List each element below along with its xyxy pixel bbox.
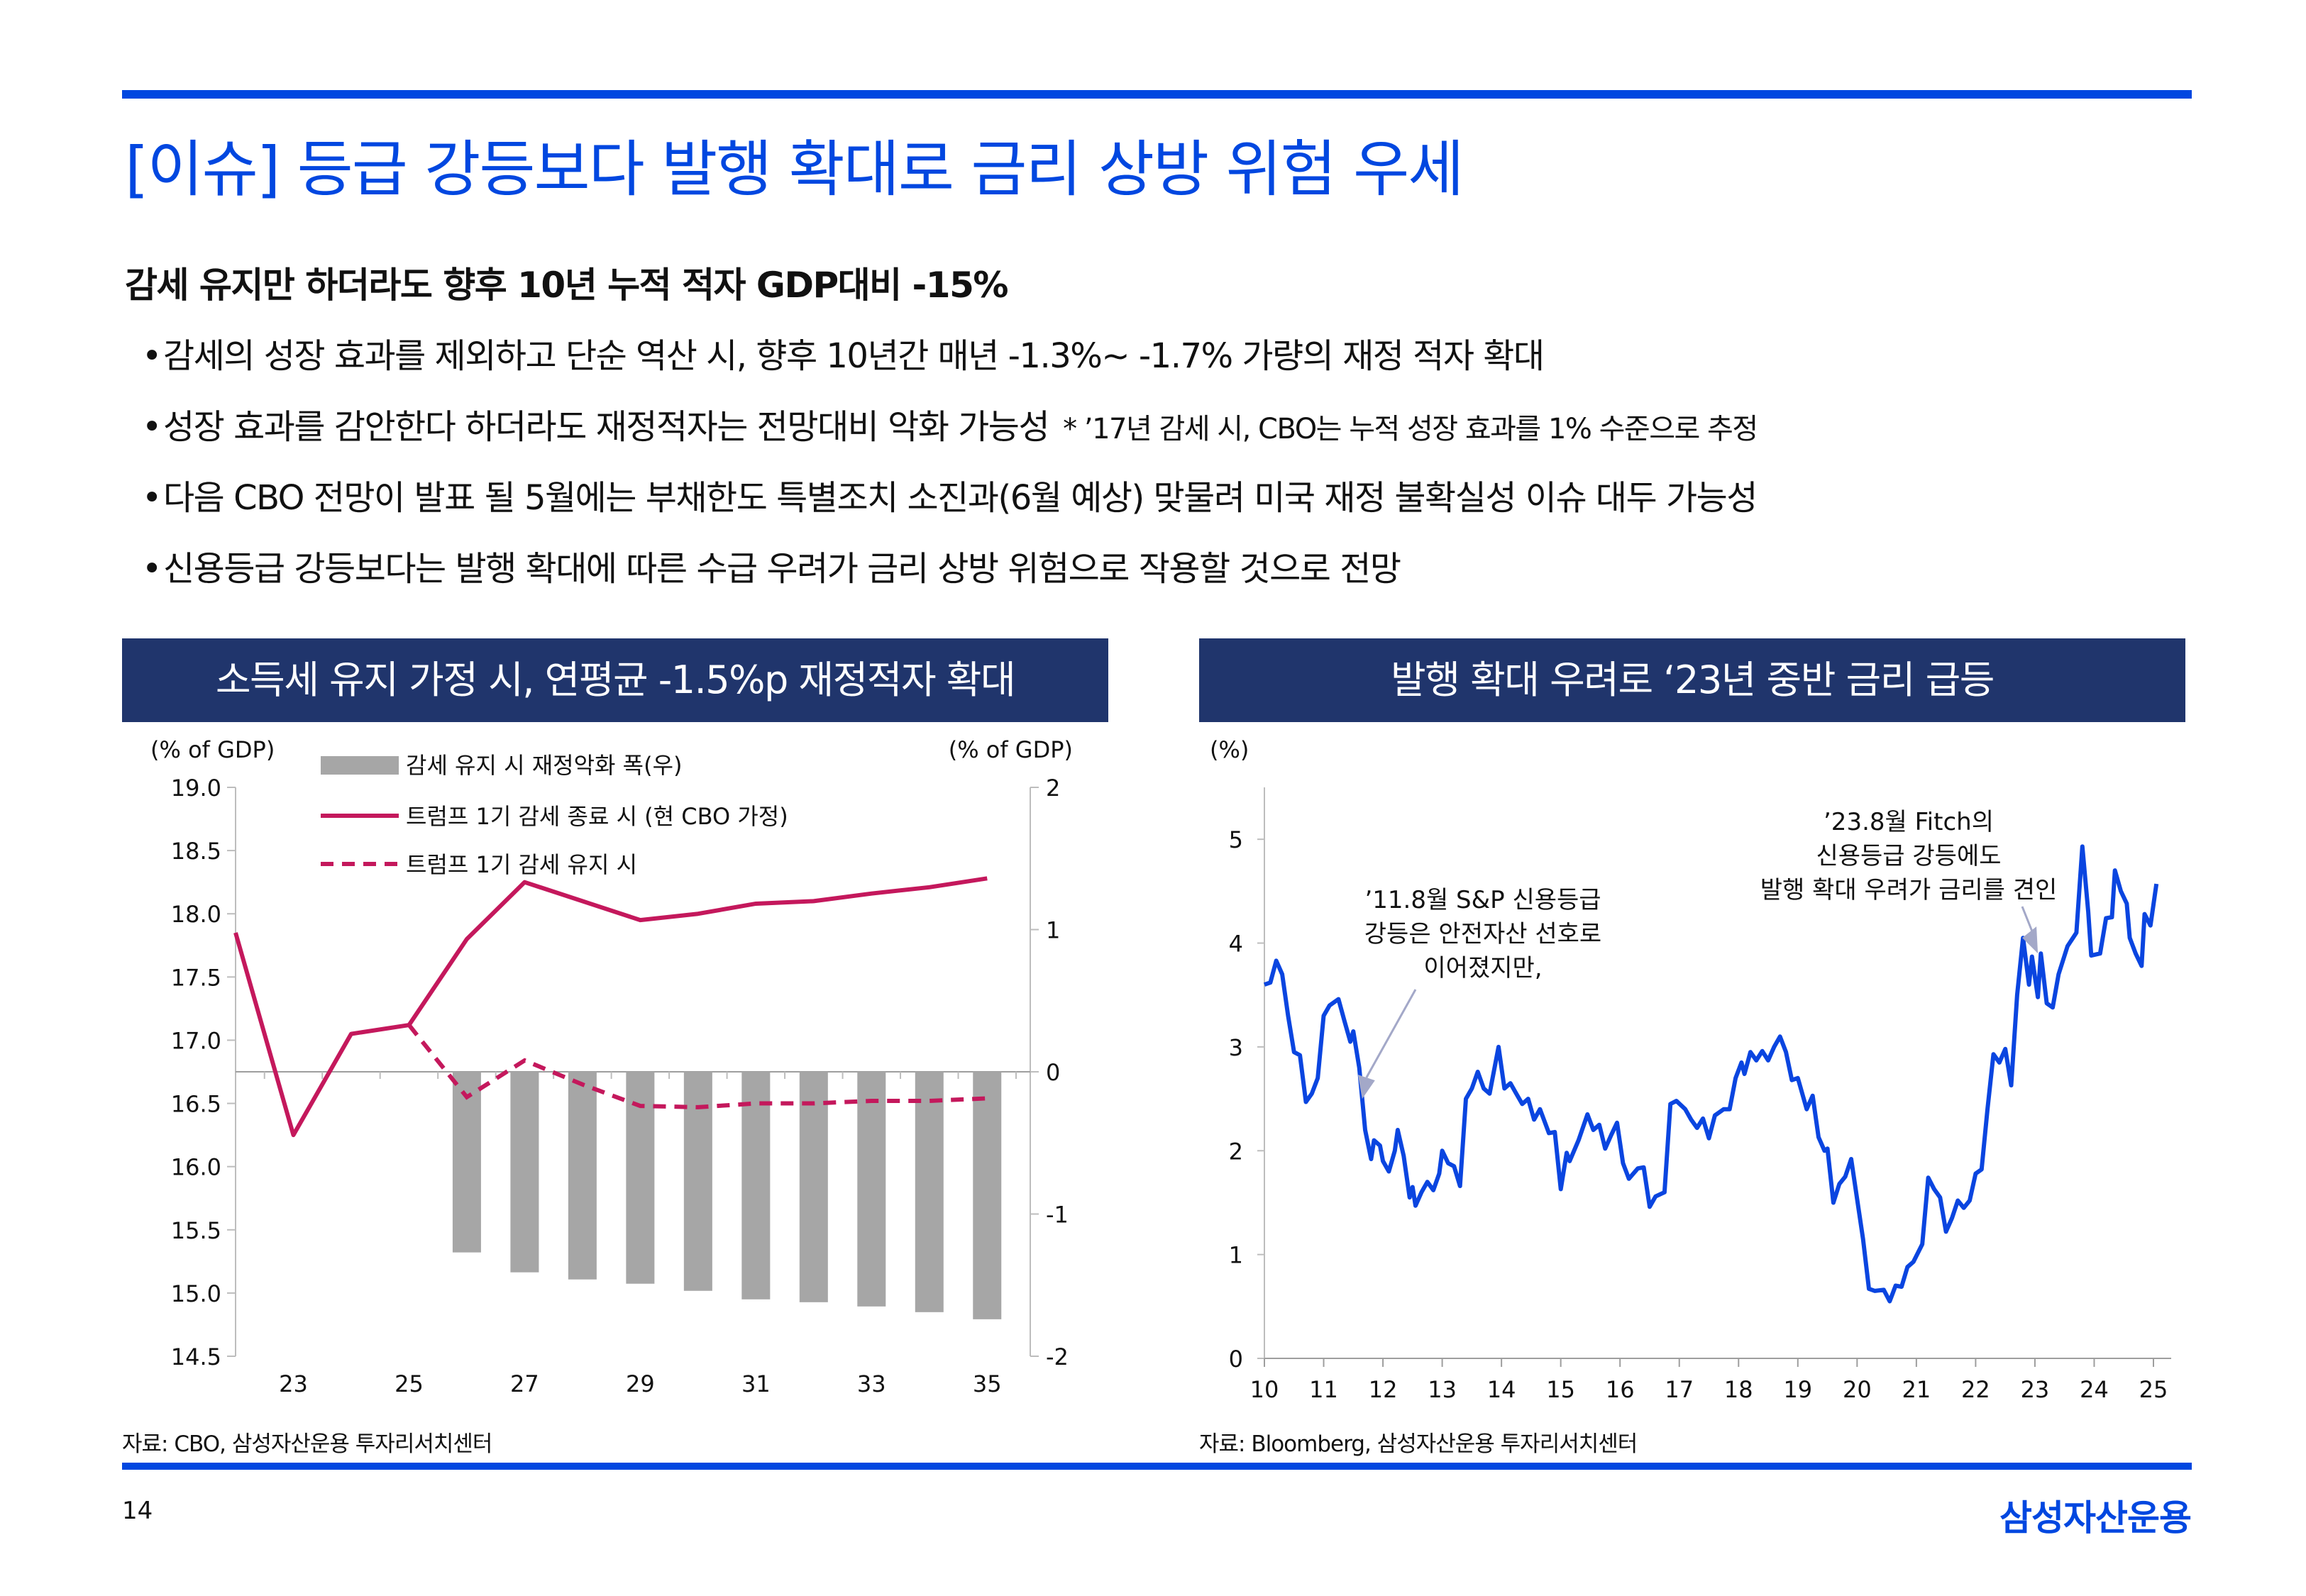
x-tick-label: 22 xyxy=(1961,1376,1990,1403)
annotation-fitch-downgrade-text: 신용등급 강등에도 xyxy=(1816,842,2001,870)
annotation-fitch-downgrade-text: ’23.8월 Fitch의 xyxy=(1824,808,1994,836)
left-y-tick-label: 16.5 xyxy=(171,1091,221,1118)
bullet-dot: • xyxy=(142,478,162,518)
x-tick-label: 19 xyxy=(1783,1376,1812,1403)
left-y-tick-label: 15.5 xyxy=(171,1217,221,1244)
bullet-dot: • xyxy=(142,336,162,376)
deficit-bar xyxy=(741,1072,771,1299)
x-tick-label: 15 xyxy=(1546,1376,1575,1403)
right-y-tick-label: 2 xyxy=(1046,775,1060,802)
y-tick-label: 5 xyxy=(1229,826,1243,853)
x-tick-label: 12 xyxy=(1369,1376,1398,1403)
deficit-bar xyxy=(799,1072,828,1302)
bullet-text: 신용등급 강등보다는 발행 확대에 따른 수급 우려가 금리 상방 위험으로 작… xyxy=(163,549,1401,589)
annotation-sp-downgrade-text: ’11.8월 S&P 신용등급 xyxy=(1364,886,1601,914)
y-axis-unit: (%) xyxy=(1210,736,1249,763)
brand-logo: 삼성자산운용 xyxy=(1999,1497,2192,1539)
legend-dashed-label: 트럼프 1기 감세 유지 시 xyxy=(406,851,637,878)
deficit-bar xyxy=(857,1072,886,1307)
left-chart-title: 소득세 유지 가정 시, 연평균 -1.5%p 재정적자 확대 xyxy=(122,638,1108,722)
x-tick-label: 35 xyxy=(973,1370,1002,1397)
left-y-tick-label: 15.0 xyxy=(171,1280,221,1307)
annotation-sp-arrow-line xyxy=(1365,989,1417,1078)
left-y-tick-label: 17.0 xyxy=(171,1027,221,1054)
bullet-item: •다음 CBO 전망이 발표 될 5월에는 부채한도 특별조치 소진과(6월 예… xyxy=(142,470,1758,541)
right-chart-source: 자료: Bloomberg, 삼성자산운용 투자리서치센터 xyxy=(1199,1431,1638,1457)
bullet-list: •감세의 성장 효과를 제외하고 단순 역산 시, 향후 10년간 매년 -1.… xyxy=(142,328,1758,611)
annotation-fitch-downgrade-text: 발행 확대 우려가 금리를 견인 xyxy=(1760,876,2058,904)
x-tick-label: 17 xyxy=(1665,1376,1694,1403)
right-y-tick-label: -2 xyxy=(1046,1343,1069,1370)
legend-bar-swatch xyxy=(321,756,399,775)
y-tick-label: 2 xyxy=(1229,1138,1243,1165)
x-tick-label: 11 xyxy=(1309,1376,1338,1403)
bullet-item: •성장 효과를 감안한다 하더라도 재정적자는 전망대비 악화 가능성 * ’17… xyxy=(142,399,1758,470)
x-tick-label: 25 xyxy=(2139,1376,2168,1403)
bullet-dot: • xyxy=(142,407,162,447)
y-tick-label: 4 xyxy=(1229,931,1243,958)
deficit-bar xyxy=(452,1072,481,1253)
left-y-tick-label: 18.0 xyxy=(171,901,221,928)
right-chart-title: 발행 확대 우려로 ‘23년 중반 금리 급등 xyxy=(1199,638,2185,722)
x-tick-label: 13 xyxy=(1428,1376,1457,1403)
left-axis-unit: (% of GDP) xyxy=(150,736,275,763)
deficit-bar xyxy=(626,1072,655,1284)
right-y-tick-label: 0 xyxy=(1046,1059,1060,1086)
annotation-fitch-arrow-head-icon xyxy=(2022,926,2039,954)
line-tax-cut-expiry xyxy=(233,876,988,1138)
bullet-item: •감세의 성장 효과를 제외하고 단순 역산 시, 향후 10년간 매년 -1.… xyxy=(142,328,1758,399)
y-tick-label: 3 xyxy=(1229,1034,1243,1061)
x-tick-label: 21 xyxy=(1902,1376,1931,1403)
annotation-sp-downgrade-text: 이어졌지만, xyxy=(1423,954,1542,982)
y-tick-label: 0 xyxy=(1229,1346,1243,1373)
left-y-tick-label: 14.5 xyxy=(171,1343,221,1370)
deficit-bar xyxy=(510,1072,539,1273)
x-tick-label: 23 xyxy=(279,1370,308,1397)
bullet-item: •신용등급 강등보다는 발행 확대에 따른 수급 우려가 금리 상방 위험으로 … xyxy=(142,541,1758,611)
page-number: 14 xyxy=(122,1497,153,1525)
bullet-text: 다음 CBO 전망이 발표 될 5월에는 부채한도 특별조치 소진과(6월 예상… xyxy=(163,478,1758,518)
left-y-tick-label: 17.5 xyxy=(171,964,221,991)
x-tick-label: 20 xyxy=(1843,1376,1872,1403)
bottom-accent-bar xyxy=(122,1463,2192,1470)
fiscal-deficit-chart: (% of GDP) (% of GDP) 19.0 18.5 18.0 17.5 17.0… xyxy=(150,736,1073,1397)
bullet-footnote: * ’17년 감세 시, CBO는 누적 성장 효과를 1% 수준으로 추정 xyxy=(1063,413,1758,445)
left-y-tick-label: 18.5 xyxy=(171,838,221,865)
y-tick-label: 1 xyxy=(1229,1242,1243,1269)
x-tick-label: 31 xyxy=(741,1370,771,1397)
bullet-text: 성장 효과를 감안한다 하더라도 재정적자는 전망대비 악화 가능성 xyxy=(163,407,1050,447)
annotation-sp-downgrade-text: 강등은 안전자산 선호로 xyxy=(1364,920,1601,948)
right-y-tick-label: 1 xyxy=(1046,917,1060,944)
left-y-tick-label: 16.0 xyxy=(171,1154,221,1181)
x-tick-label: 10 xyxy=(1250,1376,1279,1403)
x-tick-label: 33 xyxy=(857,1370,886,1397)
deficit-bar xyxy=(915,1072,944,1312)
right-y-tick-label: -1 xyxy=(1046,1202,1069,1229)
deficit-bar xyxy=(973,1072,1002,1319)
top-accent-bar xyxy=(122,90,2192,99)
right-axis-unit: (% of GDP) xyxy=(949,736,1073,763)
deficit-bar xyxy=(568,1072,597,1280)
left-y-tick-label: 19.0 xyxy=(171,775,221,802)
left-chart-source: 자료: CBO, 삼성자산운용 투자리서치센터 xyxy=(122,1431,492,1457)
yield-line xyxy=(1264,844,2159,1304)
section-subheading: 감세 유지만 하더라도 향후 10년 누적 적자 GDP대비 -15% xyxy=(125,265,1008,306)
x-tick-label: 24 xyxy=(2080,1376,2109,1403)
bullet-text: 감세의 성장 효과를 제외하고 단순 역산 시, 향후 10년간 매년 -1.3… xyxy=(163,336,1545,376)
legend-solid-label: 트럼프 1기 감세 종료 시 (현 CBO 가정) xyxy=(406,803,788,830)
x-tick-label: 25 xyxy=(395,1370,424,1397)
bullet-dot: • xyxy=(142,549,162,589)
annotation-sp-arrow-head-icon xyxy=(1357,1075,1375,1099)
x-tick-label: 27 xyxy=(510,1370,539,1397)
x-tick-label: 23 xyxy=(2021,1376,2050,1403)
x-tick-label: 16 xyxy=(1606,1376,1635,1403)
x-tick-label: 18 xyxy=(1724,1376,1753,1403)
line-tax-cut-extended xyxy=(407,1024,988,1109)
x-tick-label: 29 xyxy=(626,1370,655,1397)
annotation-fitch-arrow-line xyxy=(2021,906,2035,936)
x-tick-label: 14 xyxy=(1487,1376,1516,1403)
legend-bar-label: 감세 유지 시 재정악화 폭(우) xyxy=(406,752,683,779)
page-title: [이슈] 등급 강등보다 발행 확대로 금리 상방 위험 우세 xyxy=(125,134,1464,205)
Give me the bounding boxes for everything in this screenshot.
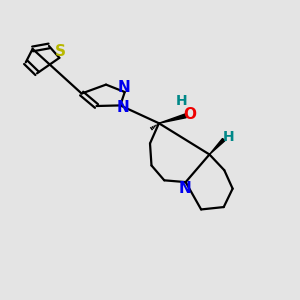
Text: O: O	[184, 107, 196, 122]
Text: N: N	[179, 181, 191, 196]
Text: H: H	[176, 94, 187, 108]
Text: H: H	[223, 130, 235, 144]
Text: N: N	[118, 80, 130, 95]
Polygon shape	[209, 139, 225, 154]
Text: N: N	[117, 100, 130, 115]
Text: S: S	[55, 44, 66, 59]
Polygon shape	[159, 114, 186, 123]
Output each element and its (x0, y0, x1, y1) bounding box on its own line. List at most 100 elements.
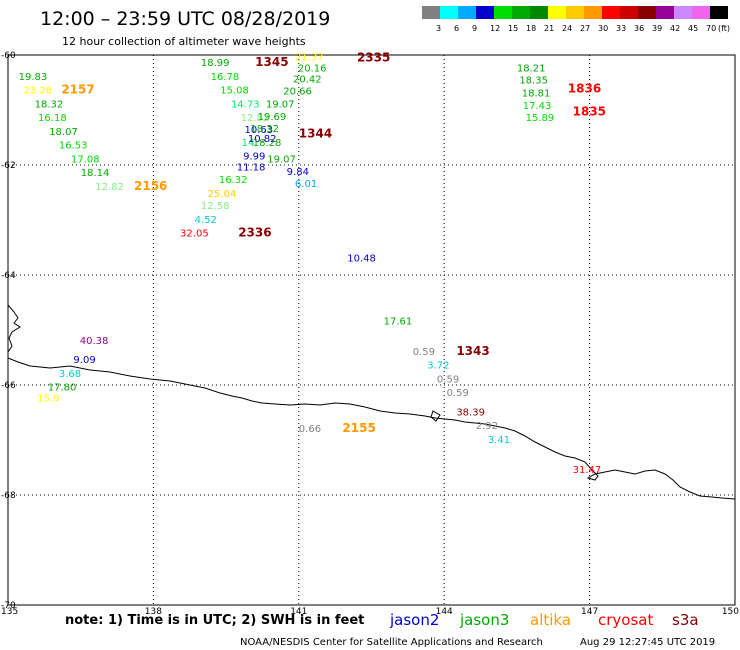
wave-height-value: 3.72 (427, 361, 449, 372)
wave-height-value: 18.99 (201, 58, 230, 69)
legend-swatch (710, 6, 728, 19)
timestamp: Aug 29 12:27:45 UTC 2019 (580, 637, 715, 648)
wave-height-value: 16.32 (219, 175, 248, 186)
legend-swatch (494, 6, 512, 19)
lat-tick-label: -62 (1, 161, 16, 171)
legend-value: 30 (598, 24, 608, 33)
lat-tick-label: -68 (1, 491, 16, 501)
legend-swatch (620, 6, 638, 19)
lat-tick-label: -70 (1, 601, 16, 611)
legend-swatch (548, 6, 566, 19)
legend-swatch (602, 6, 620, 19)
wave-height-value: 0.66 (299, 424, 321, 435)
legend-unit: (ft) (718, 24, 730, 33)
time-labels: 2157 1345 2335 1344 2156 2336 1836 1835 1343 2155 (61, 51, 606, 435)
wave-height-value: 18.32 (35, 99, 64, 110)
wave-height-value: 16.53 (59, 141, 88, 152)
map-frame (7, 54, 736, 606)
wave-height-value: 11.18 (237, 163, 266, 174)
color-legend: 3 6 9 12 15 18 21 24 27 30 33 36 39 42 45 70 (422, 6, 728, 33)
map-title: 12:00 – 23:59 UTC 08/28/2019 (40, 8, 330, 30)
wave-height-value: 9.99 (243, 152, 265, 163)
wave-height-value: 0.59 (413, 347, 435, 358)
wave-height-value: 10.48 (347, 253, 376, 264)
wave-height-value: 25.04 (208, 189, 237, 200)
legend-value: 21 (544, 24, 554, 33)
wave-height-value: 16.78 (211, 72, 240, 83)
wave-height-value: 9.09 (73, 355, 95, 366)
pass-time-label: 1836 (568, 81, 601, 95)
wave-height-value: 18.35 (519, 76, 548, 87)
wave-height-value: 4.52 (195, 215, 217, 226)
wave-height-value: 15.89 (526, 113, 555, 124)
wave-height-value: 20.66 (283, 87, 312, 98)
lat-tick-label: -66 (1, 381, 16, 391)
pass-time-label: 2335 (357, 51, 390, 65)
legend-swatch (530, 6, 548, 19)
credit-line: NOAA/NESDIS Center for Satellite Applica… (240, 637, 543, 648)
legend-value: 39 (652, 24, 662, 33)
wave-height-value: 31.47 (573, 465, 602, 476)
legend-value: 24 (562, 24, 572, 33)
wave-height-value: 18.14 (81, 168, 110, 179)
wave-height-value: 14.73 (231, 99, 260, 110)
wave-height-value: 17.61 (384, 317, 413, 328)
coastline (7, 304, 736, 500)
legend-value: 12 (490, 24, 500, 33)
legend-value: 18 (526, 24, 536, 33)
pass-time-label: 1345 (255, 55, 288, 69)
lon-tick-label: 150 (722, 607, 739, 617)
legend-value: 36 (634, 24, 644, 33)
wave-height-value: 32.05 (180, 229, 209, 240)
pass-time-label: 1344 (299, 127, 332, 141)
legend-value: 6 (454, 24, 459, 33)
satellite-name: s3a (672, 611, 699, 629)
legend-swatch (692, 6, 710, 19)
wave-height-value: 2.92 (476, 421, 498, 432)
legend-value: 3 (436, 24, 441, 33)
legend-value: 70 (706, 24, 716, 33)
wave-height-value: 18.07 (49, 127, 78, 138)
coastline-island (430, 410, 441, 422)
wave-height-value: 19.69 (258, 112, 287, 123)
satellite-name: altika (530, 611, 571, 629)
legend-value: 42 (670, 24, 680, 33)
satellite-name: cryosat (598, 611, 653, 629)
legend-swatch (422, 6, 440, 19)
map-subtitle: 12 hour collection of altimeter wave hei… (62, 35, 306, 48)
wave-height-value: 12.82 (95, 182, 124, 193)
satellite-name: jason3 (459, 611, 509, 629)
legend-swatch (656, 6, 674, 19)
legend-swatch (566, 6, 584, 19)
legend-value: 15 (508, 24, 518, 33)
legend-swatch (458, 6, 476, 19)
satellite-legend: jason2 jason3 altika cryosat s3a (389, 611, 699, 629)
lon-tick-label: 138 (145, 607, 162, 617)
pass-time-label: 2336 (238, 226, 271, 240)
wave-height-value: 15.08 (220, 86, 249, 97)
legend-swatch (512, 6, 530, 19)
footnote: note: 1) Time is in UTC; 2) SWH is in fe… (65, 613, 364, 628)
wave-height-value: 12.82 (241, 113, 270, 124)
wave-height-value: 18.81 (522, 88, 551, 99)
lon-tick-label: 141 (290, 607, 307, 617)
lon-tick-label: 144 (436, 607, 453, 617)
pass-time-label: 1343 (456, 344, 489, 358)
legend-value: 45 (688, 24, 698, 33)
legend-swatch (674, 6, 692, 19)
lon-tick-label: 135 (1, 607, 18, 617)
wave-height-value: 6.01 (295, 179, 317, 190)
wave-height-value: 17.08 (71, 154, 100, 165)
lon-tick-label: 147 (581, 607, 598, 617)
legend-value: 9 (472, 24, 477, 33)
wave-height-value: 9.84 (287, 167, 309, 178)
wave-height-value: 23.28 (24, 86, 53, 97)
wave-height-value: 20.42 (293, 75, 322, 86)
wave-height-labels: 19.83 23.28 18.32 16.18 18.07 16.53 17.08 18.14… (19, 53, 602, 477)
wave-height-value: 3.41 (488, 435, 510, 446)
wave-height-value: 20.16 (298, 64, 327, 75)
pass-time-label: 2156 (134, 179, 167, 193)
legend-value: 33 (616, 24, 626, 33)
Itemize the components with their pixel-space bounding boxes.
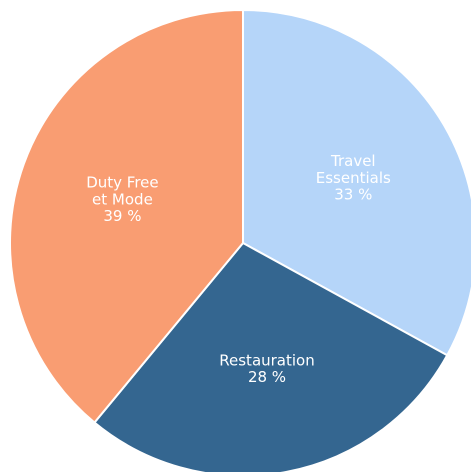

■ **Exercise**
Copy the lines verbatim, starting with the line containing "x-tick-label: 22 xyxy=(1961,1376,1990,1403)" and ending with the line containing "left-y-tick-label: 16.5 xyxy=(171,1091,221,1118)".

■ **Response to this exercise**
x-tick-label: 22 xyxy=(1961,1376,1990,1403)
annotation-fitch-downgrade-text: 신용등급 강등에도 xyxy=(1816,842,2001,870)
annotation-fitch-downgrade-text: ’23.8월 Fitch의 xyxy=(1824,808,1994,836)
left-y-tick-label: 16.5 xyxy=(171,1091,221,1118)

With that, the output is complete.